■ GIVEN TASK: Track down every line below that holds "narration" and copy it.

Data excerpts:
· · ·

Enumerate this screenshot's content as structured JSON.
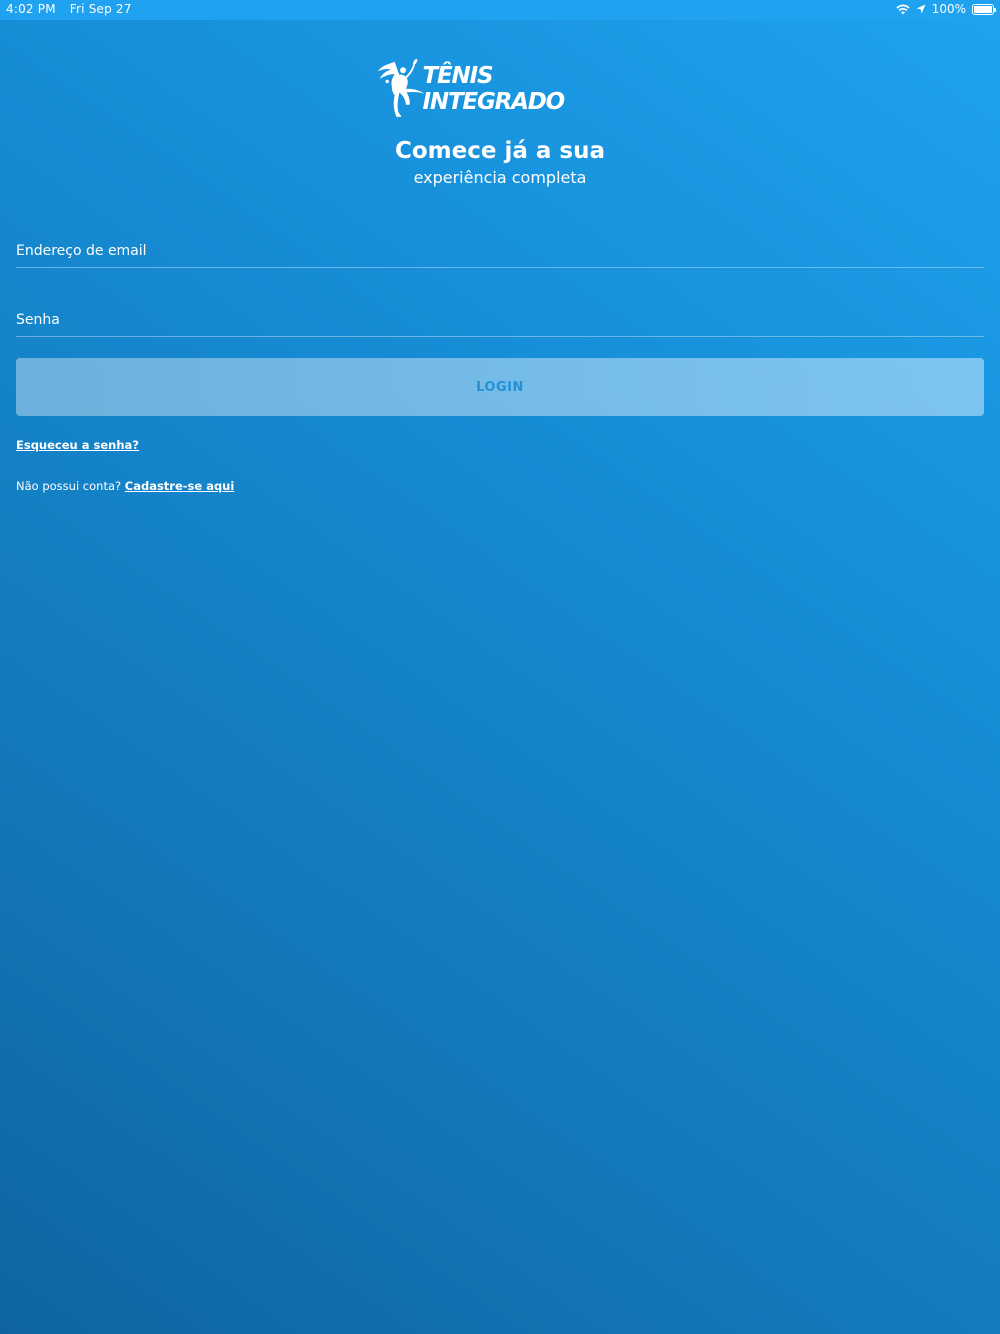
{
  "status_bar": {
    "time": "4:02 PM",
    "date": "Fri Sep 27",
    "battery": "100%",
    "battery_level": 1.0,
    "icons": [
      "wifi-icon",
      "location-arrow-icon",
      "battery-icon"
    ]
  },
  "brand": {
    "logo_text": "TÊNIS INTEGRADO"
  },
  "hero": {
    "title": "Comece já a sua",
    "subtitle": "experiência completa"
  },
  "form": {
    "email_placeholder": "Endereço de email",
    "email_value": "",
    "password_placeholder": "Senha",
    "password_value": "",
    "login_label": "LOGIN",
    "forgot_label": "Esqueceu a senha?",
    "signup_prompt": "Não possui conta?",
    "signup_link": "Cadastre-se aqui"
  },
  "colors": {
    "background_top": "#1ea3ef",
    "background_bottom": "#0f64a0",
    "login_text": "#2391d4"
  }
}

· · ·

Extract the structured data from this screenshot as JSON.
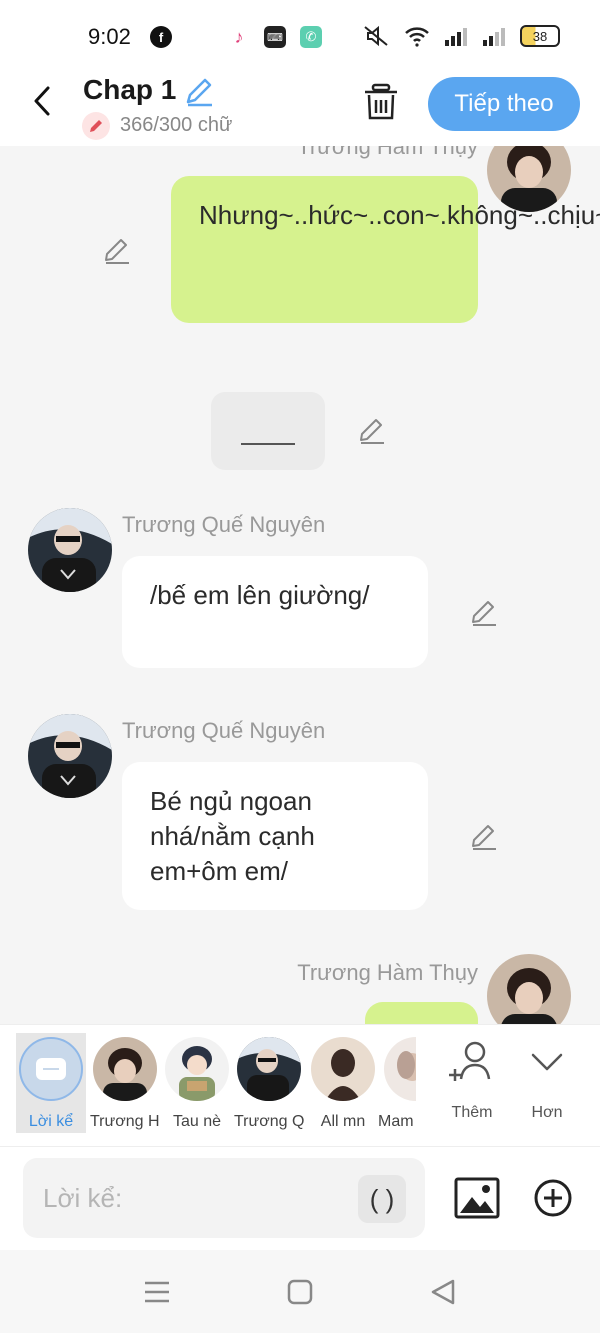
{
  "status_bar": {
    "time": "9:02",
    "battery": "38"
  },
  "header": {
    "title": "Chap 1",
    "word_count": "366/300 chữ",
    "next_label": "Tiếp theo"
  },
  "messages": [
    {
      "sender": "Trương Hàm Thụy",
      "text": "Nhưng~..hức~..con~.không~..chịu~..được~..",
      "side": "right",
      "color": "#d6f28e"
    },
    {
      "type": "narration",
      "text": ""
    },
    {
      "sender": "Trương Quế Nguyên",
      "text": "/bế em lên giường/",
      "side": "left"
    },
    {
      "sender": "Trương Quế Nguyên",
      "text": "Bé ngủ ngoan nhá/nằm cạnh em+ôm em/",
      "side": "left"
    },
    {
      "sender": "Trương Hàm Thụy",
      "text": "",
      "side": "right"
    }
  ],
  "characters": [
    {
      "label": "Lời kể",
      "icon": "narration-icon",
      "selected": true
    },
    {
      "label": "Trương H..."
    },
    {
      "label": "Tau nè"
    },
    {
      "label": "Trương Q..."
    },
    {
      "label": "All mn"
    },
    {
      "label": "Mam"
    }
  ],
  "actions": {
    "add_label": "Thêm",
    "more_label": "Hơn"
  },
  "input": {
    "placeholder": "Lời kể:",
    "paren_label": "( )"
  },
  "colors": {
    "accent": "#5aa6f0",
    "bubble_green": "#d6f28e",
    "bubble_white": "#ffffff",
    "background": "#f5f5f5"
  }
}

· · ·

■ WRITTEN RESPONSE:
      "type": "narration",
      "icon": "narration-icon",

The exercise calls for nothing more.